Problem to solve => A single number is the answer here: how many lines of the entries contain "如图所示"?

Stored dataset items =>
+-------+
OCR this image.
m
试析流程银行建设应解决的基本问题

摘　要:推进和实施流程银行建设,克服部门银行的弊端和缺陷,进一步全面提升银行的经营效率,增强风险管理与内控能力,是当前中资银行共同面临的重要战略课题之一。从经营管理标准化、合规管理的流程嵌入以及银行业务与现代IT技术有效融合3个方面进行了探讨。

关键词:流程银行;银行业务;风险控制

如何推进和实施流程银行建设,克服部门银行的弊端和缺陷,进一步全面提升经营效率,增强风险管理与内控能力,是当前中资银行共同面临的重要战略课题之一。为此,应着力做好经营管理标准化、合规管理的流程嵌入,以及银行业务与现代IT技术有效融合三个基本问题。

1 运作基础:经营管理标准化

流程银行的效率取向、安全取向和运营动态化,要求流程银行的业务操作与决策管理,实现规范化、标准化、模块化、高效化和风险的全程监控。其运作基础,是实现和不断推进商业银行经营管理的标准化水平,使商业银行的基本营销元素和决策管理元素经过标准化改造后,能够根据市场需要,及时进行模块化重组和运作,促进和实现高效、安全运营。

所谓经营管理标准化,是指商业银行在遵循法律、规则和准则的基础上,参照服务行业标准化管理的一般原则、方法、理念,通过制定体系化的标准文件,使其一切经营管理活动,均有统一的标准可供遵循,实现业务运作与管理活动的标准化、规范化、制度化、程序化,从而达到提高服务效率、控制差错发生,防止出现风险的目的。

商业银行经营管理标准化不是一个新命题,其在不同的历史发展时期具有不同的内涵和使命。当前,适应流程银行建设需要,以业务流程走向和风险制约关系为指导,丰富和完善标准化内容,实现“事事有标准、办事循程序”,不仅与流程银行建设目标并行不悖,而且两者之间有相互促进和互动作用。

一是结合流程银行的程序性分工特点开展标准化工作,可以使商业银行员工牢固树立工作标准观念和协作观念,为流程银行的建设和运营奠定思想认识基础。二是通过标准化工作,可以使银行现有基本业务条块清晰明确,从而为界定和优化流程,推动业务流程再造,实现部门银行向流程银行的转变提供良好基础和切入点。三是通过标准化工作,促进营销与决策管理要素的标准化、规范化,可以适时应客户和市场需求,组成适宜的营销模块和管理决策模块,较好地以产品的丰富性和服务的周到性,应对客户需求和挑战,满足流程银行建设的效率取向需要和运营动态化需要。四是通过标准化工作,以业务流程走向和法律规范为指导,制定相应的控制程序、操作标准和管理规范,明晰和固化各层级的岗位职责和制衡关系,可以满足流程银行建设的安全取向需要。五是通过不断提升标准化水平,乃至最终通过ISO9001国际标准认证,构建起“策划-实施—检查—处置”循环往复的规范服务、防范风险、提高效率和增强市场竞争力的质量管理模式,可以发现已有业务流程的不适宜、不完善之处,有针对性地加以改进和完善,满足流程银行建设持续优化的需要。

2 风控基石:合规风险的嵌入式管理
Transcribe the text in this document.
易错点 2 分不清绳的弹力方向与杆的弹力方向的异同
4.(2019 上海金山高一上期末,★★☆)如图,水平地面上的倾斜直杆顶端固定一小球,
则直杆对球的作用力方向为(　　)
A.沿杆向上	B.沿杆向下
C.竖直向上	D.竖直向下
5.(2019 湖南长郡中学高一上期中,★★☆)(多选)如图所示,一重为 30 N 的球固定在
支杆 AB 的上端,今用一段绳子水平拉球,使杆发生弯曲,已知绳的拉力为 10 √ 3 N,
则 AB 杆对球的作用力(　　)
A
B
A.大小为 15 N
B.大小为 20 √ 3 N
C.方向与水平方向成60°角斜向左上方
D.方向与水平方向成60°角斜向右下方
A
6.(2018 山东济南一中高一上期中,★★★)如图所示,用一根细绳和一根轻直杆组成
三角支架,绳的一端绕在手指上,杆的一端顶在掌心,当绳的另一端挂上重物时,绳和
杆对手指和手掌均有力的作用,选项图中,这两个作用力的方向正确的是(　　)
+-------+
Exercise answer => 2